### [WHAT THE TASK ASKS]
Convert the data below into a JSON list of strings, one string per line, starting at the line with "y-tick-label: 0.5 <box>96 758 157 807</box>" and ending with the line with "x-tick-label: 1 <box>2131", both included. Leave out any blank lines.

### [MATERIAL PROVIDED]
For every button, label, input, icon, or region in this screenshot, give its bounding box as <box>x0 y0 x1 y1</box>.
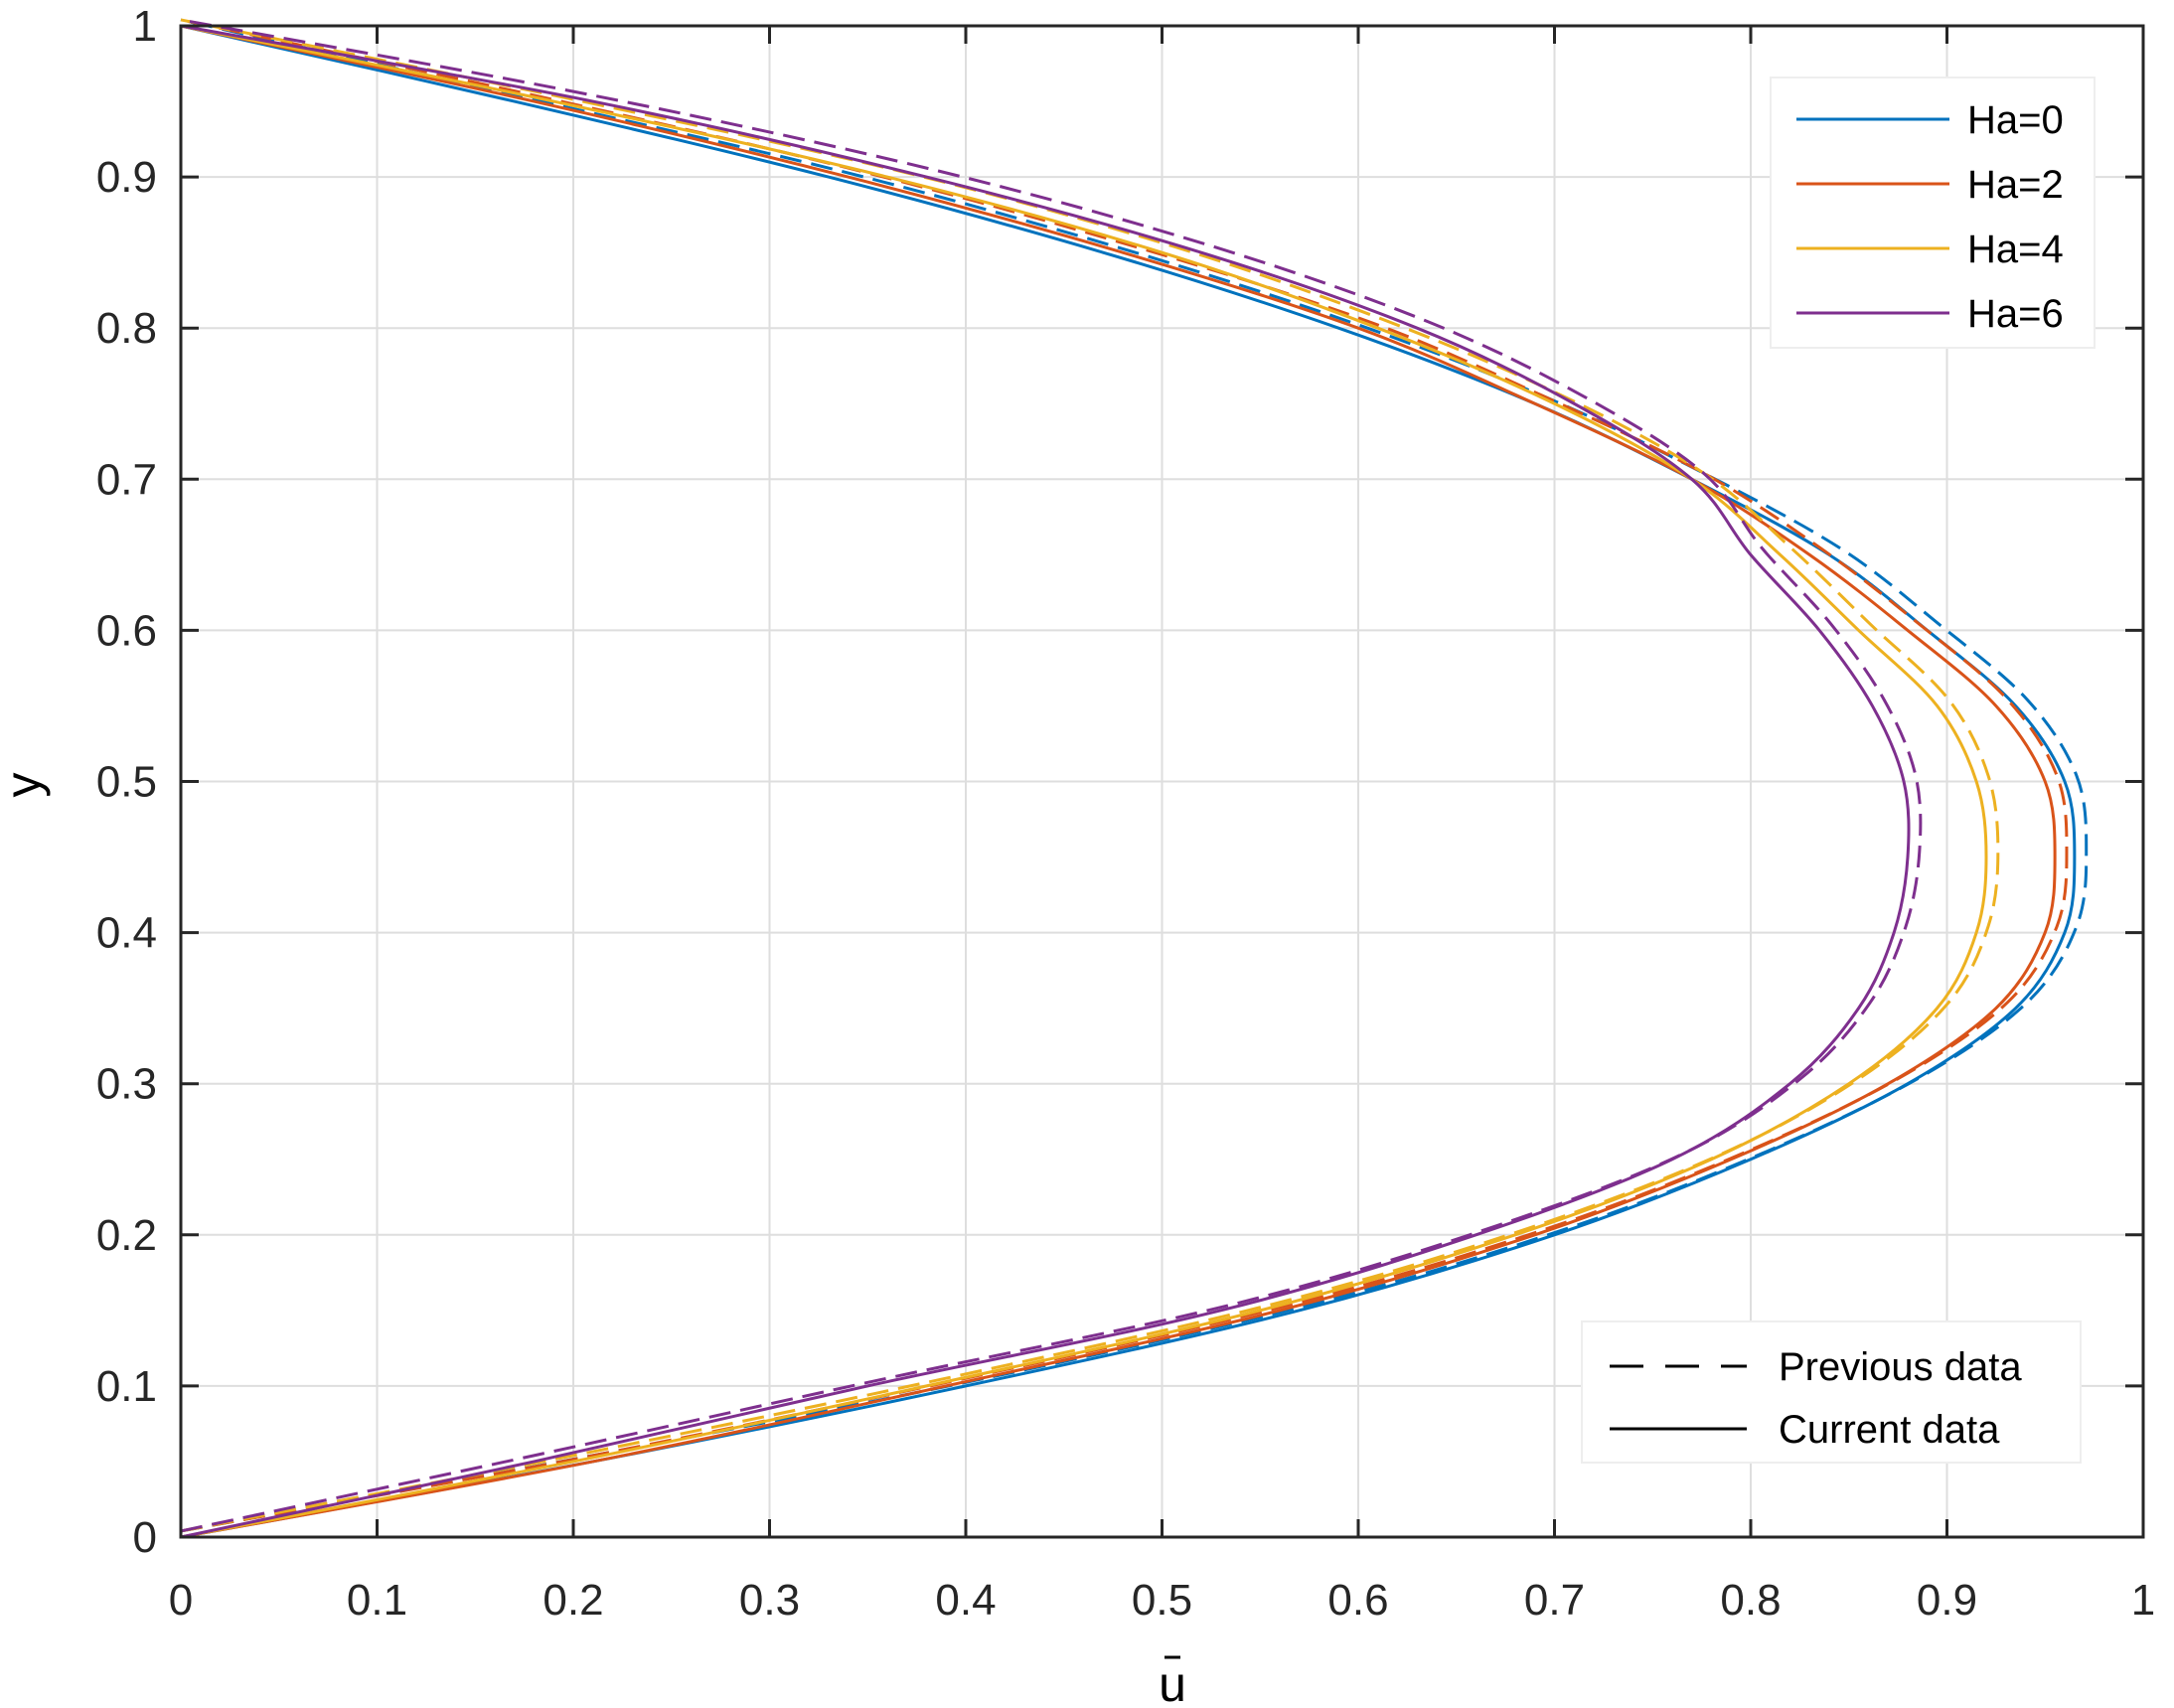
y-tick-label: 0.5 <box>96 758 157 807</box>
legend-label: Ha=4 <box>1967 228 2064 271</box>
y-tick-label: 0.6 <box>96 606 157 655</box>
svg-text:u: u <box>1159 1656 1186 1708</box>
axis-ticks <box>179 24 2145 1539</box>
y-tick-label: 1 <box>133 2 157 51</box>
series-legend: Ha=0 Ha=2 Ha=4 Ha=6 <box>1770 77 2096 349</box>
data-curves <box>180 18 2089 1539</box>
current-data-curve <box>180 24 2057 1539</box>
current-data-curve <box>180 24 1988 1539</box>
x-tick-label: 0 <box>169 1576 193 1625</box>
y-tick-label: 0.9 <box>96 153 157 202</box>
current-data-curve <box>180 24 1911 1539</box>
x-tick-label: 0.6 <box>1327 1576 1388 1625</box>
y-tick-label: 0.7 <box>96 455 157 504</box>
y-tick-label: 0.4 <box>96 909 157 958</box>
legend-label: Current data <box>1779 1408 2000 1452</box>
line-style-legend: Previous data Current data <box>1581 1320 2082 1464</box>
x-tick-label: 0.5 <box>1132 1576 1192 1625</box>
x-tick-label: 0.2 <box>543 1576 603 1625</box>
y-tick-label: 0.1 <box>96 1362 157 1411</box>
y-tick-label: 0.2 <box>96 1211 157 1260</box>
y-tick-labels: 0 0.1 0.2 0.3 0.4 0.5 0.6 0.7 0.8 0.9 1 <box>96 2 157 1562</box>
x-tick-label: 1 <box>2131 1576 2155 1625</box>
x-tick-label: 0.9 <box>1917 1576 1977 1625</box>
svg-text:y: y <box>0 773 51 798</box>
x-tick-labels: 0 0.1 0.2 0.3 0.4 0.5 0.6 0.7 0.8 0.9 1 <box>169 1576 2155 1625</box>
legend-label: Ha=0 <box>1967 98 2064 142</box>
y-axis-label: y <box>0 773 51 798</box>
y-tick-label: 0 <box>133 1513 157 1562</box>
previous-data-curve <box>180 18 1923 1533</box>
x-tick-label: 0.7 <box>1524 1576 1585 1625</box>
current-data-curve <box>180 24 2077 1539</box>
previous-data-curve <box>180 18 2089 1533</box>
y-tick-label: 0.8 <box>96 304 157 353</box>
x-axis-label: u <box>1159 1655 1186 1708</box>
legend-label: Previous data <box>1779 1345 2022 1389</box>
previous-data-curve <box>180 18 2000 1533</box>
x-tick-label: 0.3 <box>739 1576 800 1625</box>
x-tick-label: 0.4 <box>935 1576 996 1625</box>
y-tick-label: 0.3 <box>96 1060 157 1109</box>
x-tick-label: 0.8 <box>1720 1576 1781 1625</box>
x-tick-label: 0.1 <box>347 1576 407 1625</box>
legend-label: Ha=6 <box>1967 292 2064 336</box>
legend-label: Ha=2 <box>1967 163 2064 207</box>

### [OUTPUT FOR THIS TASK]
[
  "y-tick-label: 0.5 <box>96 758 157 807</box>",
  "legend-label: Ha=4 <box>1967 228 2064 271</box>",
  "y-tick-label: 0.6 <box>96 606 157 655</box>",
  "svg-text:u: u <box>1159 1656 1186 1708</box>",
  "axis-ticks <box>179 24 2145 1539</box>",
  "y-tick-label: 1 <box>133 2 157 51</box>",
  "series-legend: Ha=0 Ha=2 Ha=4 Ha=6 <box>1770 77 2096 349</box>",
  "data-curves <box>180 18 2089 1539</box>",
  "current-data-curve <box>180 24 2057 1539</box>",
  "current-data-curve <box>180 24 1988 1539</box>",
  "x-tick-label: 0 <box>169 1576 193 1625</box>",
  "y-tick-label: 0.9 <box>96 153 157 202</box>",
  "current-data-curve <box>180 24 1911 1539</box>",
  "x-tick-label: 0.6 <box>1327 1576 1388 1625</box>",
  "y-tick-label: 0.7 <box>96 455 157 504</box>",
  "y-tick-label: 0.4 <box>96 909 157 958</box>",
  "legend-label: Current data <box>1779 1408 2000 1452</box>",
  "line-style-legend: Previous data Current data <box>1581 1320 2082 1464</box>",
  "x-tick-label: 0.5 <box>1132 1576 1192 1625</box>",
  "x-tick-label: 0.2 <box>543 1576 603 1625</box>",
  "y-tick-label: 0.1 <box>96 1362 157 1411</box>",
  "y-tick-label: 0.2 <box>96 1211 157 1260</box>",
  "y-tick-labels: 0 0.1 0.2 0.3 0.4 0.5 0.6 0.7 0.8 0.9 1 <box>96 2 157 1562</box>",
  "x-tick-label: 1 <box>2131 1576 2155 1625</box>"
]